> Task details:
Copy each line below that includes "Flow".

* * * * * * * * *

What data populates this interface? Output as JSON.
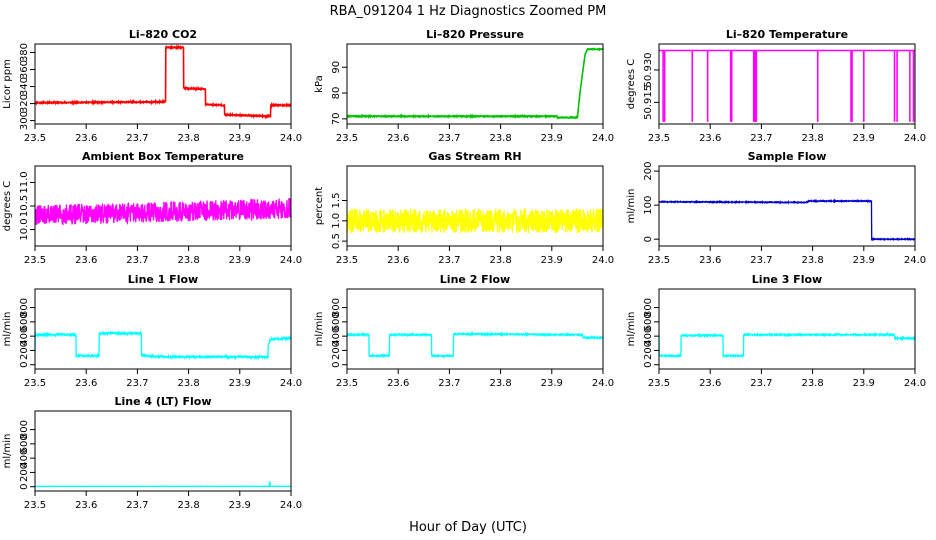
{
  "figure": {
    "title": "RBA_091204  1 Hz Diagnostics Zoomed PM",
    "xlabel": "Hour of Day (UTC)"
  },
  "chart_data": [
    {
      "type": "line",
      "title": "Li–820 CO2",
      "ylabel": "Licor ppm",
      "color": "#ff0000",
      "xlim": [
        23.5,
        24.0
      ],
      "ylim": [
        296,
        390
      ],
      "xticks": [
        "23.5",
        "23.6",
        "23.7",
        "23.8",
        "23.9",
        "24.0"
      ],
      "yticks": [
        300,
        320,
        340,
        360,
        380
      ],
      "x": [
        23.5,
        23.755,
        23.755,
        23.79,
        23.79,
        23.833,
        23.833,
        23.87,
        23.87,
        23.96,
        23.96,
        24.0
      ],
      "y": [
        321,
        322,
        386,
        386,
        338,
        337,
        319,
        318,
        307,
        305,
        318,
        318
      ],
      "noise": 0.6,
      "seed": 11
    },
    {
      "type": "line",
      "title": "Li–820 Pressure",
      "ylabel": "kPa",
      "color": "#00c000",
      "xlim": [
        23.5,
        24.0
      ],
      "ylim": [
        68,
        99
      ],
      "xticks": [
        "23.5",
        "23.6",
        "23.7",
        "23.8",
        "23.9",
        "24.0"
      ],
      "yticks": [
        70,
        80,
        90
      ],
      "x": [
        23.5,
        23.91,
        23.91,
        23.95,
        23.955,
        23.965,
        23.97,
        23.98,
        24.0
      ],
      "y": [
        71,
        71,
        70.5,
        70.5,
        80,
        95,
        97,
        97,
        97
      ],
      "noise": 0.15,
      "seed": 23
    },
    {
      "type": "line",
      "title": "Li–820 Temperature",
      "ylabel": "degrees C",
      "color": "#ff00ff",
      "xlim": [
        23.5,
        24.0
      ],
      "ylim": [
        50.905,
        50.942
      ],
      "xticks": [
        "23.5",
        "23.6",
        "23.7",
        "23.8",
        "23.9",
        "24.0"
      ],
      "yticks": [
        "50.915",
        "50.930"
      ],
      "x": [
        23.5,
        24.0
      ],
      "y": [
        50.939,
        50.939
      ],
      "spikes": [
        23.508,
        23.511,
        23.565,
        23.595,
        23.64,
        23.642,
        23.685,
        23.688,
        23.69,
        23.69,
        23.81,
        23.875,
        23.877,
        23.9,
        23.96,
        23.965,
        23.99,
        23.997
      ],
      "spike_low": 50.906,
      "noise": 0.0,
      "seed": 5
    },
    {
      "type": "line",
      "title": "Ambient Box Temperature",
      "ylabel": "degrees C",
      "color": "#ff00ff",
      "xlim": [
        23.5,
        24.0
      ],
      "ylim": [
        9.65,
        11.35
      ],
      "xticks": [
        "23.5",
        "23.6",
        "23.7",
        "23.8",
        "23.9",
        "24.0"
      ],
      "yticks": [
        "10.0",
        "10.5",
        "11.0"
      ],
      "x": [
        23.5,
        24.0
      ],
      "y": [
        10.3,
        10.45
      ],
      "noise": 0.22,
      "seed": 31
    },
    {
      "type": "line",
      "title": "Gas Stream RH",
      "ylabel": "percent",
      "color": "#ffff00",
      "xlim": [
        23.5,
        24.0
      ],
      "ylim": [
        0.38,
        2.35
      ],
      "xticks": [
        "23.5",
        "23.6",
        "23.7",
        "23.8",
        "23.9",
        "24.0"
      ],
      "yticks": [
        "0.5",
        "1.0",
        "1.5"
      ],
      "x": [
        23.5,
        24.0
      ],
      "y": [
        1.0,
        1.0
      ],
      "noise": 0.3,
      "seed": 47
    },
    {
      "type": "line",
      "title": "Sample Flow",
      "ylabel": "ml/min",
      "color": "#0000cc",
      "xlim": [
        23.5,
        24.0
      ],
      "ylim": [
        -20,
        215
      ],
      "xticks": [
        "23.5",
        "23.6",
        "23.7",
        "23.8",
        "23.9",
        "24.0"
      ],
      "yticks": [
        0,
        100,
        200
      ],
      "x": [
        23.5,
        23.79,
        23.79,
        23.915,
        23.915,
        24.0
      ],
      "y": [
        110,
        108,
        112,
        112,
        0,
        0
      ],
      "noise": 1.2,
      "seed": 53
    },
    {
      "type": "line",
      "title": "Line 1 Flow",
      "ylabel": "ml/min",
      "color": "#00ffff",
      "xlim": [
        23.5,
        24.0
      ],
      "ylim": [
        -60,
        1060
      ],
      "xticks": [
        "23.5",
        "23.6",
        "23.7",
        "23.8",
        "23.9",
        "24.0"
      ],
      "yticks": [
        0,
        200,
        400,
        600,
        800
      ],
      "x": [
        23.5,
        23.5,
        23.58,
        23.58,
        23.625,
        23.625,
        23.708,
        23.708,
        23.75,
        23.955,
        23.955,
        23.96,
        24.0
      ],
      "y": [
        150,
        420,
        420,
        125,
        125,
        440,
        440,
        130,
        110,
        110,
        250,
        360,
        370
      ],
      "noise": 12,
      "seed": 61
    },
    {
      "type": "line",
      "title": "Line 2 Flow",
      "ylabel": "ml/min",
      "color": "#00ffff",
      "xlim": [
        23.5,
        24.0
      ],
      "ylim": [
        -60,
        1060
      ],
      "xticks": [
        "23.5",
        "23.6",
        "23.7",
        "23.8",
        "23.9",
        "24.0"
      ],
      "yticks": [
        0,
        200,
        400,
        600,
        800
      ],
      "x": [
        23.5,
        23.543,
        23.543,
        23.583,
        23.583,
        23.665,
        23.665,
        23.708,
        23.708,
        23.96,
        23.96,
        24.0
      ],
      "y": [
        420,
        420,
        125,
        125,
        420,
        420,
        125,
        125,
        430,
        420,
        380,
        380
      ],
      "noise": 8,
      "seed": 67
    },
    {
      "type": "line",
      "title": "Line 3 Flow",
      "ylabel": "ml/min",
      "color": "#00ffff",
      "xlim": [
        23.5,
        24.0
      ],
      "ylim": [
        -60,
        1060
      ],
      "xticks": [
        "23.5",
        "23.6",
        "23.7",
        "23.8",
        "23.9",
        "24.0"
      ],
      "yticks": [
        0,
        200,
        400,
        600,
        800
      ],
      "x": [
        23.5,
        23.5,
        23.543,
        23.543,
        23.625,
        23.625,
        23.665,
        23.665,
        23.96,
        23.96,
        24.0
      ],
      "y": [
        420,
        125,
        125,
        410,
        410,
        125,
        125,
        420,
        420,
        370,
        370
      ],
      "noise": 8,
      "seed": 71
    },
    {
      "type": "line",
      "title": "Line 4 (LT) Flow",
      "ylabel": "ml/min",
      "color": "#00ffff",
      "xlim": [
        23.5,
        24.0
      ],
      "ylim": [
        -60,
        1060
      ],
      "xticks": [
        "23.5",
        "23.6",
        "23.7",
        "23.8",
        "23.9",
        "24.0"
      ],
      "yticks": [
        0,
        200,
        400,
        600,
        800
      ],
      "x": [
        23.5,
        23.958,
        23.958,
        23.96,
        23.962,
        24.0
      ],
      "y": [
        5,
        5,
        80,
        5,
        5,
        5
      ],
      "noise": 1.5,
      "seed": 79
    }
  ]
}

* * * * * * * * *

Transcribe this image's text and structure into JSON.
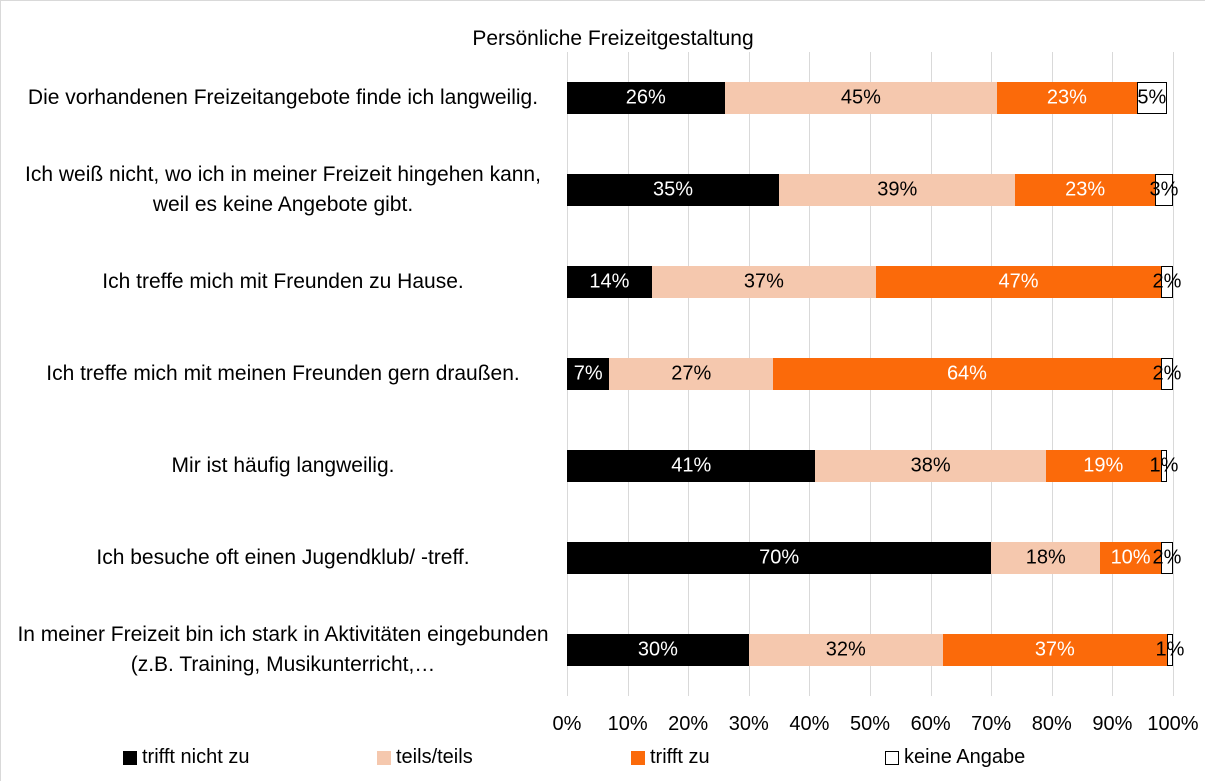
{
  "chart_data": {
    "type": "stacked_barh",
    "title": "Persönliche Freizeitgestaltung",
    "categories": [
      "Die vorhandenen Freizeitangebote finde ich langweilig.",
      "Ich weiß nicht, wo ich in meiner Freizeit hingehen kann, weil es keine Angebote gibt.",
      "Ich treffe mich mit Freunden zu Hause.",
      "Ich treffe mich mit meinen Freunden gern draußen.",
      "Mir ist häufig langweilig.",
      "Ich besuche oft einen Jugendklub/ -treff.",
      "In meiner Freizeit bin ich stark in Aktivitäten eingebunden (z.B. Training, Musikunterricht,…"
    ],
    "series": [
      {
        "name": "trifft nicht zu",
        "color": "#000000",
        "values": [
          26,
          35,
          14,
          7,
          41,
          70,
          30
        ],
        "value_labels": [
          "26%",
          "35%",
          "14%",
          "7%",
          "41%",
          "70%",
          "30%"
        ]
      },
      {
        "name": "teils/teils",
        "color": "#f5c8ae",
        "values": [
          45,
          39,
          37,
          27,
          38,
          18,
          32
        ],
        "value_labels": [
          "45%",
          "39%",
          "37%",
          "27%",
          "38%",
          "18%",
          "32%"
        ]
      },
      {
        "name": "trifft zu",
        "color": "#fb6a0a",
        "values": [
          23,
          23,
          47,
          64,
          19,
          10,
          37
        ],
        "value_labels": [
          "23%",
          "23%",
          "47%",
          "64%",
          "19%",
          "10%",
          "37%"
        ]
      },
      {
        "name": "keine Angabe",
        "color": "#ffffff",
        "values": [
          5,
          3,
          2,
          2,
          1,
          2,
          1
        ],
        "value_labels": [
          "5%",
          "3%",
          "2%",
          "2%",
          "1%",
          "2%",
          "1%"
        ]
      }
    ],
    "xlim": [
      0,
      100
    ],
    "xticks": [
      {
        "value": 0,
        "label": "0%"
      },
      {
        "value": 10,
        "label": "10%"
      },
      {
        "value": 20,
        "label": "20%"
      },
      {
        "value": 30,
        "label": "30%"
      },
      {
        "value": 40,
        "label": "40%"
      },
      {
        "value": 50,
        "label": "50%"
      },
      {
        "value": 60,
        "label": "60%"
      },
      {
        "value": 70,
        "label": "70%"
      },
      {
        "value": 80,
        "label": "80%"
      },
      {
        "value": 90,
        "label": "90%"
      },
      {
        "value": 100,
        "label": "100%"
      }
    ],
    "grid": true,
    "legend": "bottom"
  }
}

* * * * * * * * *

> Exercise answer:
      "title": "Sample Flow",
      "title": "Line 1 Flow",
      "title": "Line 2 Flow",
      "title": "Line 3 Flow",
      "title": "Line 4 (LT) Flow",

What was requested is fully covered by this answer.